WHAT IS EXPECTED - Copy every line that mentions the word "Engine".
- - - - - - -
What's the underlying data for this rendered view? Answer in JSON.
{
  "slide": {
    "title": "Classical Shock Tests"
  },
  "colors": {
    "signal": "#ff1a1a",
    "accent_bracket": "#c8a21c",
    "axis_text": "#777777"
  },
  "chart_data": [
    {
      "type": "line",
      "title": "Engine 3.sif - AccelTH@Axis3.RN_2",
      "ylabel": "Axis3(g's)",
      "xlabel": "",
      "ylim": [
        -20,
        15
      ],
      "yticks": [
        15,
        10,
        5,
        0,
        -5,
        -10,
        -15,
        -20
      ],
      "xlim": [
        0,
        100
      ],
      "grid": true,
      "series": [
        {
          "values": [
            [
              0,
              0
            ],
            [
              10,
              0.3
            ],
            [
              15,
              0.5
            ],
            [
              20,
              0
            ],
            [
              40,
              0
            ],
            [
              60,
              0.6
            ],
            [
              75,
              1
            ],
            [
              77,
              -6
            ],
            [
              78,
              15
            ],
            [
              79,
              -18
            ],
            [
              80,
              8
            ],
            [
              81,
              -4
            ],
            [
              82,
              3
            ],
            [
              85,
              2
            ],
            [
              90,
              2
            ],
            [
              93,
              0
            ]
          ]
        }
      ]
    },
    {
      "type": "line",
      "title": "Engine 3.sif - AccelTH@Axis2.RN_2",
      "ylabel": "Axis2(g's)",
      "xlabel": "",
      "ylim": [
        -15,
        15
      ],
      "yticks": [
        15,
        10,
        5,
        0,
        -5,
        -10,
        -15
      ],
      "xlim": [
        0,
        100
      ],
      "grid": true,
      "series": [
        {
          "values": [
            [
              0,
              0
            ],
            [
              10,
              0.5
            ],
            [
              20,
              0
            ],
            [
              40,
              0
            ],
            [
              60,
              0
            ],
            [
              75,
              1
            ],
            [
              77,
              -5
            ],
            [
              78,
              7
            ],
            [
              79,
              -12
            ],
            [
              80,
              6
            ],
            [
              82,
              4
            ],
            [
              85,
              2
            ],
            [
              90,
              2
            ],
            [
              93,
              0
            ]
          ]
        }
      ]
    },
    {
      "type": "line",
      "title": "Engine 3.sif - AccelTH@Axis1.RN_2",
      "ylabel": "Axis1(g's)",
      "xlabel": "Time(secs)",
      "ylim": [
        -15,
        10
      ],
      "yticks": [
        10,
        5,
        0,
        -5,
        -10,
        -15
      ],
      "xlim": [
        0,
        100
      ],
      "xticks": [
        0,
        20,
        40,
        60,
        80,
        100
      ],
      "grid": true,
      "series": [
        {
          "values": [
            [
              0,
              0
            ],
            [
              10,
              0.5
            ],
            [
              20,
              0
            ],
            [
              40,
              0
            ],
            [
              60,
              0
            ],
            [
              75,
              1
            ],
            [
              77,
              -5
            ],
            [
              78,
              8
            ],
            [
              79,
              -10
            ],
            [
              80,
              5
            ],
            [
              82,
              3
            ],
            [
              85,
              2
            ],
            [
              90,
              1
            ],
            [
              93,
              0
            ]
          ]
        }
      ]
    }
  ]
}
- - - - - - -
OUTPUT FOR THIS EXERCISE -
      "title": "Engine 3.sif - AccelTH@Axis3.RN_2",
      "title": "Engine 3.sif - AccelTH@Axis2.RN_2",
      "title": "Engine 3.sif - AccelTH@Axis1.RN_2",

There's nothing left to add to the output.